- [OBJECTIVE]: Each record below is to be reproduced without any change.
○ ○ ○ ○
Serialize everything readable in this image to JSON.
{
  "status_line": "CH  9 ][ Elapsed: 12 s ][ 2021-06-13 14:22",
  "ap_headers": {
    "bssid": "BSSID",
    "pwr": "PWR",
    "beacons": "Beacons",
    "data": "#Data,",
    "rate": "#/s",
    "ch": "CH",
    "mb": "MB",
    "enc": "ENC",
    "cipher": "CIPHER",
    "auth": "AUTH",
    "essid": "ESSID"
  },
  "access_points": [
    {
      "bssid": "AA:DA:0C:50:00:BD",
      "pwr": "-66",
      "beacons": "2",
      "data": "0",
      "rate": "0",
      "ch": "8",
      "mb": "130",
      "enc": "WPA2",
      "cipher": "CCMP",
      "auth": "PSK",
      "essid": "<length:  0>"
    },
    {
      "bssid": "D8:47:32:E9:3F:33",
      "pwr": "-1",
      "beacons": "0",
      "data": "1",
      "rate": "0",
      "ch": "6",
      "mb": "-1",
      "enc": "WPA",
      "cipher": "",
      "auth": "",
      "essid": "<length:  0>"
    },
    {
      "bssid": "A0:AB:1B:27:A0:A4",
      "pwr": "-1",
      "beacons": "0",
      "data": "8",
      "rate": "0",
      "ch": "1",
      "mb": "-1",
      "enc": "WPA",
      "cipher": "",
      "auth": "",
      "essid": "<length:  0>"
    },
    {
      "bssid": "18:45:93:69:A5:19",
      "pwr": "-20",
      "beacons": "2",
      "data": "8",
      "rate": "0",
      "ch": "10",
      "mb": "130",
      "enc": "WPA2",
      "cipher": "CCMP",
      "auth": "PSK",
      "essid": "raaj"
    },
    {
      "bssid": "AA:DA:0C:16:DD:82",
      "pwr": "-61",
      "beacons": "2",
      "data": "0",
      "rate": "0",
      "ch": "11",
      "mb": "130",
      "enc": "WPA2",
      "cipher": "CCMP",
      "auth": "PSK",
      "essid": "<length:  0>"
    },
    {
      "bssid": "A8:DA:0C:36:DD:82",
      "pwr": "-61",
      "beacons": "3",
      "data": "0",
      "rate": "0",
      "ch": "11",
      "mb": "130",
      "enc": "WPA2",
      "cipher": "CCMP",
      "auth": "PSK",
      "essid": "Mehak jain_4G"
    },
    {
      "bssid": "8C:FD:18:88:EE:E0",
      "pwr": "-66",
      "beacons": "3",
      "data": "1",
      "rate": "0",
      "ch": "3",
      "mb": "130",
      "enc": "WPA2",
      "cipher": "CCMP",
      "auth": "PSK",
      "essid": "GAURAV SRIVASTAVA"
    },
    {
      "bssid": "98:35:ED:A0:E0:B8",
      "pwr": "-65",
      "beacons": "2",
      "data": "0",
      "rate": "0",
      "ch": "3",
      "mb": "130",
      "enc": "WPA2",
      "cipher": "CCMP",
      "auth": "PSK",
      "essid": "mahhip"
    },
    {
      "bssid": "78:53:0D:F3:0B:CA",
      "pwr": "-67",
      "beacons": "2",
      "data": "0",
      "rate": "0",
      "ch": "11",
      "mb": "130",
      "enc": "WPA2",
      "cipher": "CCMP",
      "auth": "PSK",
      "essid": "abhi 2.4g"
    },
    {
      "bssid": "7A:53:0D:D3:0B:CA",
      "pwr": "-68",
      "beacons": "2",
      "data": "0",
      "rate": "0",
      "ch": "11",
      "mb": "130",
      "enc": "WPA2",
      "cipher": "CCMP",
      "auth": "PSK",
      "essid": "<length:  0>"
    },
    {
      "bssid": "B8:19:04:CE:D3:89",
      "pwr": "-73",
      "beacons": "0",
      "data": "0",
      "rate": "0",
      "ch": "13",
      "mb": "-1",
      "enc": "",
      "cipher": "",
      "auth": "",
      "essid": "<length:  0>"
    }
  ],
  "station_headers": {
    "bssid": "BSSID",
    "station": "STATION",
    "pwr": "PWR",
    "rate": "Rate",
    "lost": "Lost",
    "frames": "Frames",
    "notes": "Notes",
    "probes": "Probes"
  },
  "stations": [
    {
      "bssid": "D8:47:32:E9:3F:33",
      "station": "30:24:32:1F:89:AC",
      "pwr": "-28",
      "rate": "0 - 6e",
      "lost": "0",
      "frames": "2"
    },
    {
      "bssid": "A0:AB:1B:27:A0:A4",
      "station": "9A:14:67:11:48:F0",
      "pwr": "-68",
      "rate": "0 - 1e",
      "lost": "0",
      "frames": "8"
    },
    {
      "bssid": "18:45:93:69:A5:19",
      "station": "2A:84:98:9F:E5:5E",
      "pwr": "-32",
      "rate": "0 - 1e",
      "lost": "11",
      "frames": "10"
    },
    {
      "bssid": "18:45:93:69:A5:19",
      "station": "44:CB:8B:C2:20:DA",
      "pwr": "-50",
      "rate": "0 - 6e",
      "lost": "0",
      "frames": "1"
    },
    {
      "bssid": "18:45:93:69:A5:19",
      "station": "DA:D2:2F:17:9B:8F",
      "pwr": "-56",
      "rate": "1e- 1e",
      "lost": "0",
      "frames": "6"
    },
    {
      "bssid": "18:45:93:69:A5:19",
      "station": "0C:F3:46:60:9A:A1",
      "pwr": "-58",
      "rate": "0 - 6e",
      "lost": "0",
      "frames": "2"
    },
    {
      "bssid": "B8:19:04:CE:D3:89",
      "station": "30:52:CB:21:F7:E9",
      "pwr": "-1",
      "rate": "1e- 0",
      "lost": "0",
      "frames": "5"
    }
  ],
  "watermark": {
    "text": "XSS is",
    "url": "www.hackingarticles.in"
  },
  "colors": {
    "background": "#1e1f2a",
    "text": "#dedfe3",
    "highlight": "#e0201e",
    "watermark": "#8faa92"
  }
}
○ ○ ○ ○
- [CORRECT RESULT]:
Serialize everything readable in this image to JSON.
{
  "status_line": "CH  9 ][ Elapsed: 12 s ][ 2021-06-13 14:22",
  "ap_headers": {
    "bssid": "BSSID",
    "pwr": "PWR",
    "beacons": "Beacons",
    "data": "#Data,",
    "rate": "#/s",
    "ch": "CH",
    "mb": "MB",
    "enc": "ENC",
    "cipher": "CIPHER",
    "auth": "AUTH",
    "essid": "ESSID"
  },
  "access_points": [
    {
      "bssid": "AA:DA:0C:50:00:BD",
      "pwr": "-66",
      "beacons": "2",
      "data": "0",
      "rate": "0",
      "ch": "8",
      "mb": "130",
      "enc": "WPA2",
      "cipher": "CCMP",
      "auth": "PSK",
      "essid": "<length:  0>"
    },
    {
      "bssid": "D8:47:32:E9:3F:33",
      "pwr": "-1",
      "beacons": "0",
      "data": "1",
      "rate": "0",
      "ch": "6",
      "mb": "-1",
      "enc": "WPA",
      "cipher": "",
      "auth": "",
      "essid": "<length:  0>"
    },
    {
      "bssid": "A0:AB:1B:27:A0:A4",
      "pwr": "-1",
      "beacons": "0",
      "data": "8",
      "rate": "0",
      "ch": "1",
      "mb": "-1",
      "enc": "WPA",
      "cipher": "",
      "auth": "",
      "essid": "<length:  0>"
    },
    {
      "bssid": "18:45:93:69:A5:19",
      "pwr": "-20",
      "beacons": "2",
      "data": "8",
      "rate": "0",
      "ch": "10",
      "mb": "130",
      "enc": "WPA2",
      "cipher": "CCMP",
      "auth": "PSK",
      "essid": "raaj"
    },
    {
      "bssid": "AA:DA:0C:16:DD:82",
      "pwr": "-61",
      "beacons": "2",
      "data": "0",
      "rate": "0",
      "ch": "11",
      "mb": "130",
      "enc": "WPA2",
      "cipher": "CCMP",
      "auth": "PSK",
      "essid": "<length:  0>"
    },
    {
      "bssid": "A8:DA:0C:36:DD:82",
      "pwr": "-61",
      "beacons": "3",
      "data": "0",
      "rate": "0",
      "ch": "11",
      "mb": "130",
      "enc": "WPA2",
      "cipher": "CCMP",
      "auth": "PSK",
      "essid": "Mehak jain_4G"
    },
    {
      "bssid": "8C:FD:18:88:EE:E0",
      "pwr": "-66",
      "beacons": "3",
      "data": "1",
      "rate": "0",
      "ch": "3",
      "mb": "130",
      "enc": "WPA2",
      "cipher": "CCMP",
      "auth": "PSK",
      "essid": "GAURAV SRIVASTAVA"
    },
    {
      "bssid": "98:35:ED:A0:E0:B8",
      "pwr": "-65",
      "beacons": "2",
      "data": "0",
      "rate": "0",
      "ch": "3",
      "mb": "130",
      "enc": "WPA2",
      "cipher": "CCMP",
      "auth": "PSK",
      "essid": "mahhip"
    },
    {
      "bssid": "78:53:0D:F3:0B:CA",
      "pwr": "-67",
      "beacons": "2",
      "data": "0",
      "rate": "0",
      "ch": "11",
      "mb": "130",
      "enc": "WPA2",
      "cipher": "CCMP",
      "auth": "PSK",
      "essid": "abhi 2.4g"
    },
    {
      "bssid": "7A:53:0D:D3:0B:CA",
      "pwr": "-68",
      "beacons": "2",
      "data": "0",
      "rate": "0",
      "ch": "11",
      "mb": "130",
      "enc": "WPA2",
      "cipher": "CCMP",
      "auth": "PSK",
      "essid": "<length:  0>"
    },
    {
      "bssid": "B8:19:04:CE:D3:89",
      "pwr": "-73",
      "beacons": "0",
      "data": "0",
      "rate": "0",
      "ch": "13",
      "mb": "-1",
      "enc": "",
      "cipher": "",
      "auth": "",
      "essid": "<length:  0>"
    }
  ],
  "station_headers": {
    "bssid": "BSSID",
    "station": "STATION",
    "pwr": "PWR",
    "rate": "Rate",
    "lost": "Lost",
    "frames": "Frames",
    "notes": "Notes",
    "probes": "Probes"
  },
  "stations": [
    {
      "bssid": "D8:47:32:E9:3F:33",
      "station": "30:24:32:1F:89:AC",
      "pwr": "-28",
      "rate": "0 - 6e",
      "lost": "0",
      "frames": "2"
    },
    {
      "bssid": "A0:AB:1B:27:A0:A4",
      "station": "9A:14:67:11:48:F0",
      "pwr": "-68",
      "rate": "0 - 1e",
      "lost": "0",
      "frames": "8"
    },
    {
      "bssid": "18:45:93:69:A5:19",
      "station": "2A:84:98:9F:E5:5E",
      "pwr": "-32",
      "rate": "0 - 1e",
      "lost": "11",
      "frames": "10"
    },
    {
      "bssid": "18:45:93:69:A5:19",
      "station": "44:CB:8B:C2:20:DA",
      "pwr": "-50",
      "rate": "0 - 6e",
      "lost": "0",
      "frames": "1"
    },
    {
      "bssid": "18:45:93:69:A5:19",
      "station": "DA:D2:2F:17:9B:8F",
      "pwr": "-56",
      "rate": "1e- 1e",
      "lost": "0",
      "frames": "6"
    },
    {
      "bssid": "18:45:93:69:A5:19",
      "station": "0C:F3:46:60:9A:A1",
      "pwr": "-58",
      "rate": "0 - 6e",
      "lost": "0",
      "frames": "2"
    },
    {
      "bssid": "B8:19:04:CE:D3:89",
      "station": "30:52:CB:21:F7:E9",
      "pwr": "-1",
      "rate": "1e- 0",
      "lost": "0",
      "frames": "5"
    }
  ],
  "watermark": {
    "text": "XSS is",
    "url": "www.hackingarticles.in"
  },
  "colors": {
    "background": "#1e1f2a",
    "text": "#dedfe3",
    "highlight": "#e0201e",
    "watermark": "#8faa92"
  }
}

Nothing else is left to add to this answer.